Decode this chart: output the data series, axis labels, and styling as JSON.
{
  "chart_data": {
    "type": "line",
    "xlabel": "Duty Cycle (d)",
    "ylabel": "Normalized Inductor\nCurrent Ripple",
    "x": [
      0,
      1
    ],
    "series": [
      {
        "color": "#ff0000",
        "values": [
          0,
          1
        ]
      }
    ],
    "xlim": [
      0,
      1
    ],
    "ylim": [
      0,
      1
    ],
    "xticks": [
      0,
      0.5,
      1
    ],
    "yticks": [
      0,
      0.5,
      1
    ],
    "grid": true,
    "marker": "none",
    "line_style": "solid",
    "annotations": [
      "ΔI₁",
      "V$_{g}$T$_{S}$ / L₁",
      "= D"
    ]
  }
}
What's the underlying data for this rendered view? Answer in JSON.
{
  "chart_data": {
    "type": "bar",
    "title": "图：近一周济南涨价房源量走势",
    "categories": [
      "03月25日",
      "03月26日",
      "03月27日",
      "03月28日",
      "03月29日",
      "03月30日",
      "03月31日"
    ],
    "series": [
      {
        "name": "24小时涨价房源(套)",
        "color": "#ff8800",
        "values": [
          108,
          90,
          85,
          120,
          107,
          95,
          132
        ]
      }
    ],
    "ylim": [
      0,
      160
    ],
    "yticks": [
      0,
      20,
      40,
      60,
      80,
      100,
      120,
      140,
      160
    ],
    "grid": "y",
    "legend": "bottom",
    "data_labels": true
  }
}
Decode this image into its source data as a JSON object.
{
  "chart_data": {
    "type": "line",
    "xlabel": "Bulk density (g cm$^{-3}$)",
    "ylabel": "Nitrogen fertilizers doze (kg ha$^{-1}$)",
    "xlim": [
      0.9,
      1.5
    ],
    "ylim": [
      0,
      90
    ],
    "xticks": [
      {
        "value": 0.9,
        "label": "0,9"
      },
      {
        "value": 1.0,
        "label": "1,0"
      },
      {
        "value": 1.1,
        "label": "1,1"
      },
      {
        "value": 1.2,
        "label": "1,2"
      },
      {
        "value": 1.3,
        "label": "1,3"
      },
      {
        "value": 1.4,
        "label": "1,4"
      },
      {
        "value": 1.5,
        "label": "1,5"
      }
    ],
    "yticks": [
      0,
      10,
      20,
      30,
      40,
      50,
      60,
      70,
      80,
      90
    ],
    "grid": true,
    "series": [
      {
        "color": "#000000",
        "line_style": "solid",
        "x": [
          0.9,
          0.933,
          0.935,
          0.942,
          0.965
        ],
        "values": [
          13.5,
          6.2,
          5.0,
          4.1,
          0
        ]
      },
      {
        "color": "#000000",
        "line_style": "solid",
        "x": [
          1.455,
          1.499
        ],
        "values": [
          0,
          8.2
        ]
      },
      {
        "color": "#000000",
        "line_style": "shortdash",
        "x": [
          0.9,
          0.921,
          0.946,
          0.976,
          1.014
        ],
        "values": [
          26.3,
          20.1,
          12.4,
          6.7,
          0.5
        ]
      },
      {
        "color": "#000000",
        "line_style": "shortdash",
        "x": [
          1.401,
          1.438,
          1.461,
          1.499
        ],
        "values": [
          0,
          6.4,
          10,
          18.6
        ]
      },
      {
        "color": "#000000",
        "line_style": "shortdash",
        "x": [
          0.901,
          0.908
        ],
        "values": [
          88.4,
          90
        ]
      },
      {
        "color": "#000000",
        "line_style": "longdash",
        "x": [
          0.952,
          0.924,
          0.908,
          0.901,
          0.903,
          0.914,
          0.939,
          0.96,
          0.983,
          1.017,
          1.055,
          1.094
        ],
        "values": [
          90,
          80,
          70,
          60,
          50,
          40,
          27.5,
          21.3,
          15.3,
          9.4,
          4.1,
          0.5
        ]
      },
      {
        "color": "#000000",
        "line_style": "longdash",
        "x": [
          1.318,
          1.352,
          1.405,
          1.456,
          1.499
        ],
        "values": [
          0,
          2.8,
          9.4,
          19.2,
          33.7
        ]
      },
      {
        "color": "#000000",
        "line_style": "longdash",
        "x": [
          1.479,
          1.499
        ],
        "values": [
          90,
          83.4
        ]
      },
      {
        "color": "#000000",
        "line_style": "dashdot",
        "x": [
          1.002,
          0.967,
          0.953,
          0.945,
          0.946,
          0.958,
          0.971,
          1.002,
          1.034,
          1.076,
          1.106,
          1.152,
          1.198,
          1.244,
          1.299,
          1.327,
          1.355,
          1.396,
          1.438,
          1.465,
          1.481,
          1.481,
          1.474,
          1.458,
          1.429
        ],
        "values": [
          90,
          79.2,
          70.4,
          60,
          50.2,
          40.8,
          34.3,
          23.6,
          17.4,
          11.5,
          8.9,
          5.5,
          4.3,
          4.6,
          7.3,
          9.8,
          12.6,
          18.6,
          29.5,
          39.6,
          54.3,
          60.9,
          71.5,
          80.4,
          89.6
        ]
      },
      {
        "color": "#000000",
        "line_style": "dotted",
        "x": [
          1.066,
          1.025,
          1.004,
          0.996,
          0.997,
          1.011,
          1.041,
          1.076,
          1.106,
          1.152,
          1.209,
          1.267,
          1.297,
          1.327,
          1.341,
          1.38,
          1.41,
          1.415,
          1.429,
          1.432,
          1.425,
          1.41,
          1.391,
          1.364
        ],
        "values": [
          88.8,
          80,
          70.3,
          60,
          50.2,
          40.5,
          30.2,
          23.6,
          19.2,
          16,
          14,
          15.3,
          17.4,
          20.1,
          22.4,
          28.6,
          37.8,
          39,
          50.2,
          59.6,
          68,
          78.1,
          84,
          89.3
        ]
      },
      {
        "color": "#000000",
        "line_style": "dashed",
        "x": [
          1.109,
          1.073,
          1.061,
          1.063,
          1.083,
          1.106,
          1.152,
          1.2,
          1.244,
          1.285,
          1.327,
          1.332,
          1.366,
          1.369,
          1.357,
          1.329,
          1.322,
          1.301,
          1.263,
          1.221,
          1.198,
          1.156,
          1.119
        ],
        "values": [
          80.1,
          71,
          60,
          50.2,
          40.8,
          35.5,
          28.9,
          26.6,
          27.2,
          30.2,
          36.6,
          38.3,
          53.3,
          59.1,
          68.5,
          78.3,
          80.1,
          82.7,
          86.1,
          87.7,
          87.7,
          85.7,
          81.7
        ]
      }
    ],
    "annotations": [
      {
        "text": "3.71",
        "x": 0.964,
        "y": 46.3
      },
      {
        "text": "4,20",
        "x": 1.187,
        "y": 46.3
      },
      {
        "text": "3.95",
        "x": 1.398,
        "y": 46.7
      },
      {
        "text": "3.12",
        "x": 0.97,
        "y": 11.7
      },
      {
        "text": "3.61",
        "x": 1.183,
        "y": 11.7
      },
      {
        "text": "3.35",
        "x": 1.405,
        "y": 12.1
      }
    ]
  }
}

◆ ◆ ◆

EXERCISE PROMPT: Every line of the material must be returned exactly as it appears.

RESULT OF THE TASK:
Decode this chart: output the data series, axis labels, and styling as JSON.
{
  "chart_data": {
    "type": "line",
    "xlabel": "Duty Cycle (d)",
    "ylabel": "Normalized Inductor\nCurrent Ripple",
    "x": [
      0,
      1
    ],
    "series": [
      {
        "color": "#ff0000",
        "values": [
          0,
          1
        ]
      }
    ],
    "xlim": [
      0,
      1
    ],
    "ylim": [
      0,
      1
    ],
    "xticks": [
      0,
      0.5,
      1
    ],
    "yticks": [
      0,
      0.5,
      1
    ],
    "grid": true,
    "marker": "none",
    "line_style": "solid",
    "annotations": [
      "ΔI₁",
      "V$_{g}$T$_{S}$ / L₁",
      "= D"
    ]
  }
}
What's the underlying data for this rendered view? Answer in JSON.
{
  "chart_data": {
    "type": "bar",
    "title": "图：近一周济南涨价房源量走势",
    "categories": [
      "03月25日",
      "03月26日",
      "03月27日",
      "03月28日",
      "03月29日",
      "03月30日",
      "03月31日"
    ],
    "series": [
      {
        "name": "24小时涨价房源(套)",
        "color": "#ff8800",
        "values": [
          108,
          90,
          85,
          120,
          107,
          95,
          132
        ]
      }
    ],
    "ylim": [
      0,
      160
    ],
    "yticks": [
      0,
      20,
      40,
      60,
      80,
      100,
      120,
      140,
      160
    ],
    "grid": "y",
    "legend": "bottom",
    "data_labels": true
  }
}
Decode this image into its source data as a JSON object.
{
  "chart_data": {
    "type": "line",
    "xlabel": "Bulk density (g cm$^{-3}$)",
    "ylabel": "Nitrogen fertilizers doze (kg ha$^{-1}$)",
    "xlim": [
      0.9,
      1.5
    ],
    "ylim": [
      0,
      90
    ],
    "xticks": [
      {
        "value": 0.9,
        "label": "0,9"
      },
      {
        "value": 1.0,
        "label": "1,0"
      },
      {
        "value": 1.1,
        "label": "1,1"
      },
      {
        "value": 1.2,
        "label": "1,2"
      },
      {
        "value": 1.3,
        "label": "1,3"
      },
      {
        "value": 1.4,
        "label": "1,4"
      },
      {
        "value": 1.5,
        "label": "1,5"
      }
    ],
    "yticks": [
      0,
      10,
      20,
      30,
      40,
      50,
      60,
      70,
      80,
      90
    ],
    "grid": true,
    "series": [
      {
        "color": "#000000",
        "line_style": "solid",
        "x": [
          0.9,
          0.933,
          0.935,
          0.942,
          0.965
        ],
        "values": [
          13.5,
          6.2,
          5.0,
          4.1,
          0
        ]
      },
      {
        "color": "#000000",
        "line_style": "solid",
        "x": [
          1.455,
          1.499
        ],
        "values": [
          0,
          8.2
        ]
      },
      {
        "color": "#000000",
        "line_style": "shortdash",
        "x": [
          0.9,
          0.921,
          0.946,
          0.976,
          1.014
        ],
        "values": [
          26.3,
          20.1,
          12.4,
          6.7,
          0.5
        ]
      },
      {
        "color": "#000000",
        "line_style": "shortdash",
        "x": [
          1.401,
          1.438,
          1.461,
          1.499
        ],
        "values": [
          0,
          6.4,
          10,
          18.6
        ]
      },
      {
        "color": "#000000",
        "line_style": "shortdash",
        "x": [
          0.901,
          0.908
        ],
        "values": [
          88.4,
          90
        ]
      },
      {
        "color": "#000000",
        "line_style": "longdash",
        "x": [
          0.952,
          0.924,
          0.908,
          0.901,
          0.903,
          0.914,
          0.939,
          0.96,
          0.983,
          1.017,
          1.055,
          1.094
        ],
        "values": [
          90,
          80,
          70,
          60,
          50,
          40,
          27.5,
          21.3,
          15.3,
          9.4,
          4.1,
          0.5
        ]
      },
      {
        "color": "#000000",
        "line_style": "longdash",
        "x": [
          1.318,
          1.352,
          1.405,
          1.456,
          1.499
        ],
        "values": [
          0,
          2.8,
          9.4,
          19.2,
          33.7
        ]
      },
      {
        "color": "#000000",
        "line_style": "longdash",
        "x": [
          1.479,
          1.499
        ],
        "values": [
          90,
          83.4
        ]
      },
      {
        "color": "#000000",
        "line_style": "dashdot",
        "x": [
          1.002,
          0.967,
          0.953,
          0.945,
          0.946,
          0.958,
          0.971,
          1.002,
          1.034,
          1.076,
          1.106,
          1.152,
          1.198,
          1.244,
          1.299,
          1.327,
          1.355,
          1.396,
          1.438,
          1.465,
          1.481,
          1.481,
          1.474,
          1.458,
          1.429
        ],
        "values": [
          90,
          79.2,
          70.4,
          60,
          50.2,
          40.8,
          34.3,
          23.6,
          17.4,
          11.5,
          8.9,
          5.5,
          4.3,
          4.6,
          7.3,
          9.8,
          12.6,
          18.6,
          29.5,
          39.6,
          54.3,
          60.9,
          71.5,
          80.4,
          89.6
        ]
      },
      {
        "color": "#000000",
        "line_style": "dotted",
        "x": [
          1.066,
          1.025,
          1.004,
          0.996,
          0.997,
          1.011,
          1.041,
          1.076,
          1.106,
          1.152,
          1.209,
          1.267,
          1.297,
          1.327,
          1.341,
          1.38,
          1.41,
          1.415,
          1.429,
          1.432,
          1.425,
          1.41,
          1.391,
          1.364
        ],
        "values": [
          88.8,
          80,
          70.3,
          60,
          50.2,
          40.5,
          30.2,
          23.6,
          19.2,
          16,
          14,
          15.3,
          17.4,
          20.1,
          22.4,
          28.6,
          37.8,
          39,
          50.2,
          59.6,
          68,
          78.1,
          84,
          89.3
        ]
      },
      {
        "color": "#000000",
        "line_style": "dashed",
        "x": [
          1.109,
          1.073,
          1.061,
          1.063,
          1.083,
          1.106,
          1.152,
          1.2,
          1.244,
          1.285,
          1.327,
          1.332,
          1.366,
          1.369,
          1.357,
          1.329,
          1.322,
          1.301,
          1.263,
          1.221,
          1.198,
          1.156,
          1.119
        ],
        "values": [
          80.1,
          71,
          60,
          50.2,
          40.8,
          35.5,
          28.9,
          26.6,
          27.2,
          30.2,
          36.6,
          38.3,
          53.3,
          59.1,
          68.5,
          78.3,
          80.1,
          82.7,
          86.1,
          87.7,
          87.7,
          85.7,
          81.7
        ]
      }
    ],
    "annotations": [
      {
        "text": "3.71",
        "x": 0.964,
        "y": 46.3
      },
      {
        "text": "4,20",
        "x": 1.187,
        "y": 46.3
      },
      {
        "text": "3.95",
        "x": 1.398,
        "y": 46.7
      },
      {
        "text": "3.12",
        "x": 0.97,
        "y": 11.7
      },
      {
        "text": "3.61",
        "x": 1.183,
        "y": 11.7
      },
      {
        "text": "3.35",
        "x": 1.405,
        "y": 12.1
      }
    ]
  }
}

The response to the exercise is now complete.